# Description of the task:
Isolate every line in the data with the string "expense" and copy it.

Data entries
####################

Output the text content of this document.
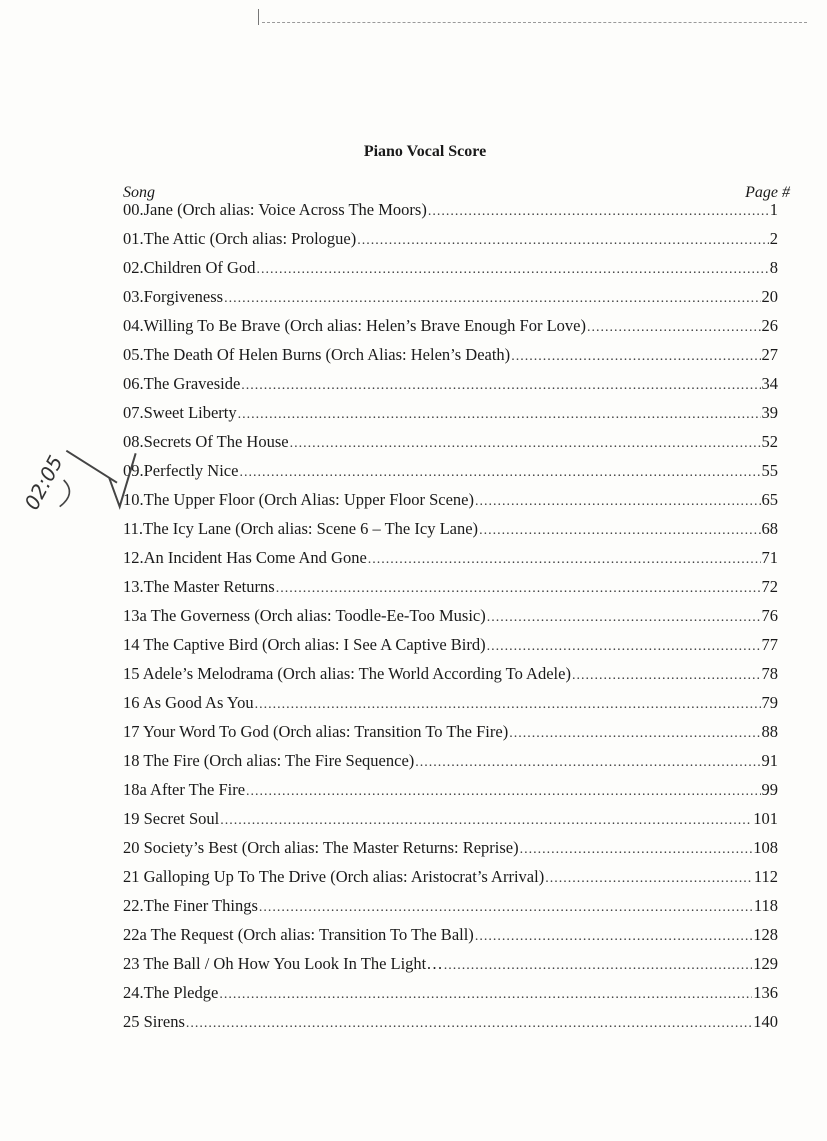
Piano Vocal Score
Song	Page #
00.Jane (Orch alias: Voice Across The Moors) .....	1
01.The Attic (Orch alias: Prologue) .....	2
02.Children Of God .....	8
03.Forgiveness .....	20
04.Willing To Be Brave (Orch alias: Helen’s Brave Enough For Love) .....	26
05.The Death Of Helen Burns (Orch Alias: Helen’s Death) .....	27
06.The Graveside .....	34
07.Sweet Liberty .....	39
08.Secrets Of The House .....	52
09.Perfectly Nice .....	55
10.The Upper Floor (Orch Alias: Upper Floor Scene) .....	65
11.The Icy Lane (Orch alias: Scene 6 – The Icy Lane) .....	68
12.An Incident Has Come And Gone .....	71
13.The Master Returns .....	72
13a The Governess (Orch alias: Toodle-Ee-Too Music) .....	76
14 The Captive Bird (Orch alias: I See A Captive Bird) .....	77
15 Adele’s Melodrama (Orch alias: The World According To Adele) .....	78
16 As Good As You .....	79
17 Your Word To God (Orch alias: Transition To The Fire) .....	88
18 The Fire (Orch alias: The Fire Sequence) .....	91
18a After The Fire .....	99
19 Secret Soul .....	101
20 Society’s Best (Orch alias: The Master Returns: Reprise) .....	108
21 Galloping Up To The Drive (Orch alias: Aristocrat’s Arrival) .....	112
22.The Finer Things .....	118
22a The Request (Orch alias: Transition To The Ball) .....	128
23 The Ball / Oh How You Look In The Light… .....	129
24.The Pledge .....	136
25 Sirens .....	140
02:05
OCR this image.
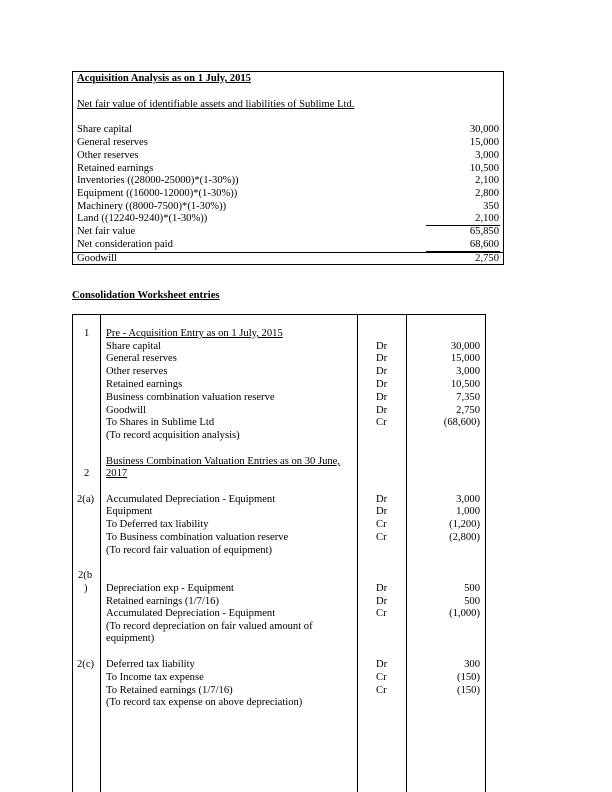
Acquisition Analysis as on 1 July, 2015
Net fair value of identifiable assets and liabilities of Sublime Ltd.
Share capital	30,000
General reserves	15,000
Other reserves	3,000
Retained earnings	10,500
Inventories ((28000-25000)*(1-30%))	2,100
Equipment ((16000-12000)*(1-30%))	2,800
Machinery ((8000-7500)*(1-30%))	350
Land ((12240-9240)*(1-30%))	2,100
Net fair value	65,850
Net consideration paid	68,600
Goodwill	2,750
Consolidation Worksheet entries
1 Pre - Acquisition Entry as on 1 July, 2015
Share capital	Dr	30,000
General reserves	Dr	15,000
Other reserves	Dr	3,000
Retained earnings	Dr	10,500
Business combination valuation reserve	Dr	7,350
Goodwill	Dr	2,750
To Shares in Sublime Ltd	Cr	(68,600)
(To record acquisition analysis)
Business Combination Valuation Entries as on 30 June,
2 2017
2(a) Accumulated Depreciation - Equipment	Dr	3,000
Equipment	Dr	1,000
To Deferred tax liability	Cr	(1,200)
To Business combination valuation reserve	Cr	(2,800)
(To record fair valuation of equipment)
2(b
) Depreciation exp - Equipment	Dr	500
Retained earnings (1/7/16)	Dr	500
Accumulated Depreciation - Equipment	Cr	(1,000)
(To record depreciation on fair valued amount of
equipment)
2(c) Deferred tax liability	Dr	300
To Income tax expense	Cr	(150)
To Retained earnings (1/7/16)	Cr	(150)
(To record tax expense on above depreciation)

####################

# Answer to the problem:
To Income tax expense	Cr	(150)
(To record tax expense on above depreciation)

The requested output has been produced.